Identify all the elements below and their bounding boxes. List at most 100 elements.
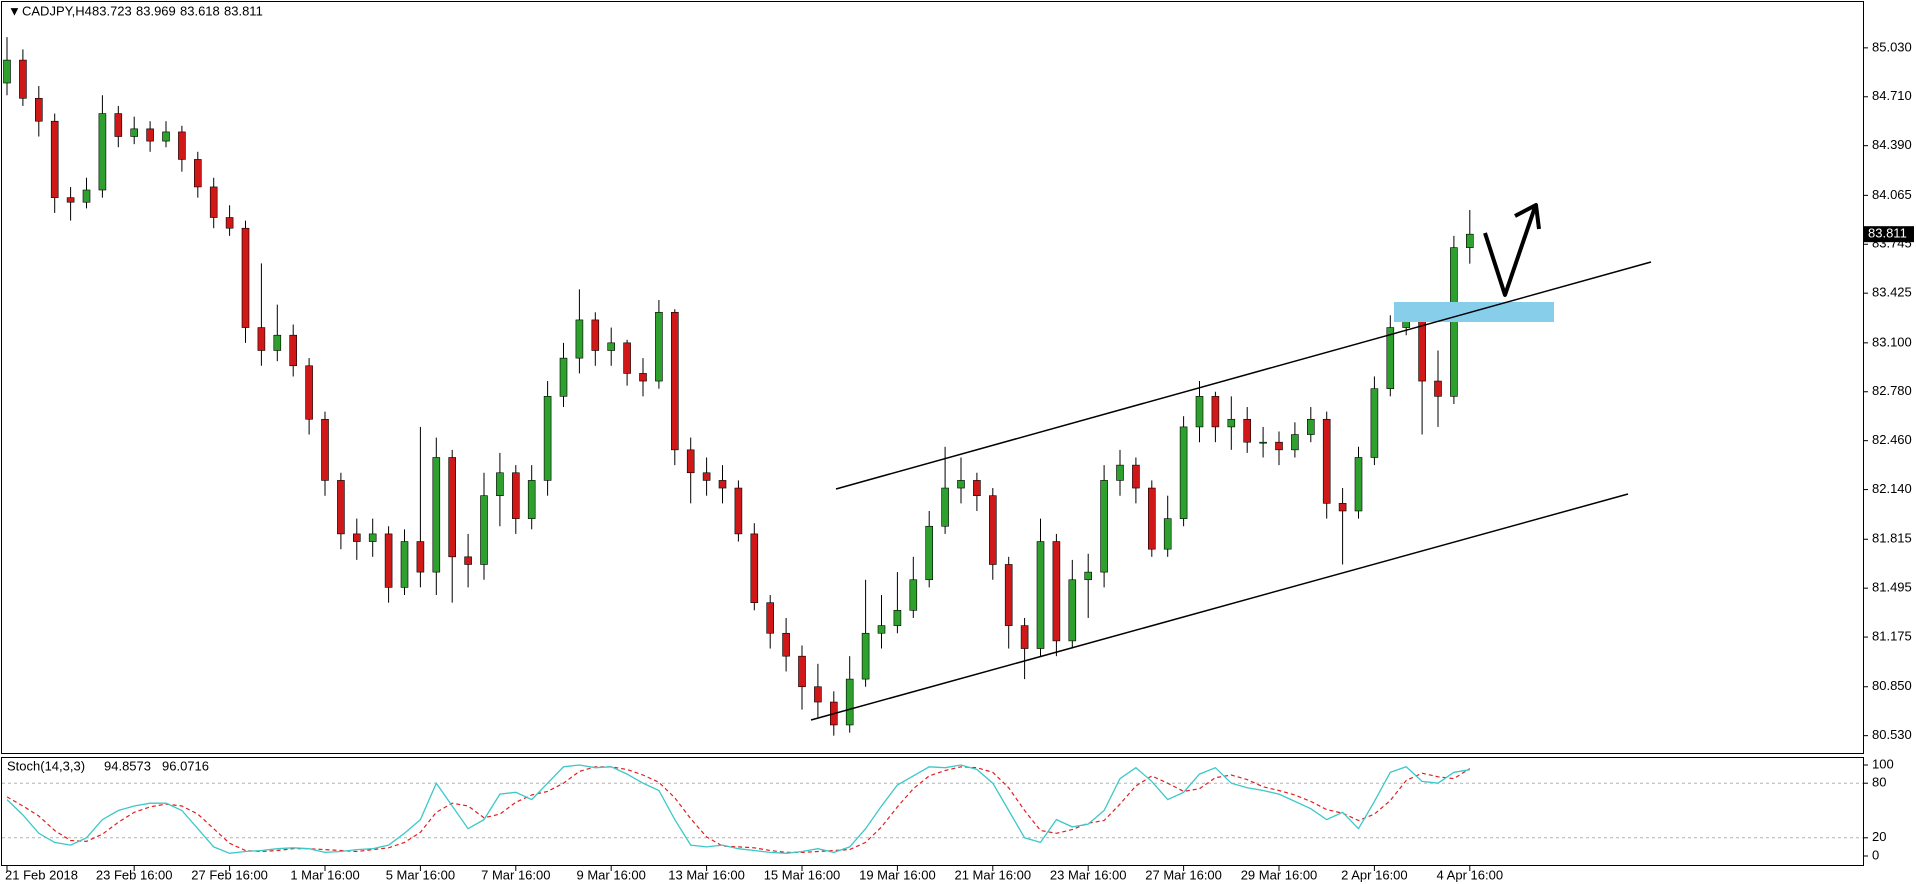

○ ○ ○ ○ ○ ○ ○

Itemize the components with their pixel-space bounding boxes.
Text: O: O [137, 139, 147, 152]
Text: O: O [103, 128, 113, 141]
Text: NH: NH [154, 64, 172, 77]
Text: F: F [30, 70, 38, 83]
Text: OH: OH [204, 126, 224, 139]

○ ○ ○ ○ ○ ○ ○

(Polecenie) Przeskaluj wiersze, zaczynając od tego, który zawiera „Itemize the components”, i kończąc na tym, który zawiera „Text: OH: OH [204, 126, 224, 139]”. Oba wiersze krańcowe także się liczą. Przepisz je ponownie wraz z poleceniem, a każdą współrzędną ramek w odpowiedziach pomnóż przez 2,1 i zaokrąglij do liczby całkowitej, połówki w górę.

(Oczekiwana odpowiedź)
Itemize the components with their pixel-space bounding boxes.
Text: O: O [288, 292, 309, 319]
Text: O: O [216, 269, 237, 296]
Text: NH: NH [323, 134, 361, 162]
Text: F: F [63, 147, 80, 174]
Text: OH: OH [428, 265, 470, 292]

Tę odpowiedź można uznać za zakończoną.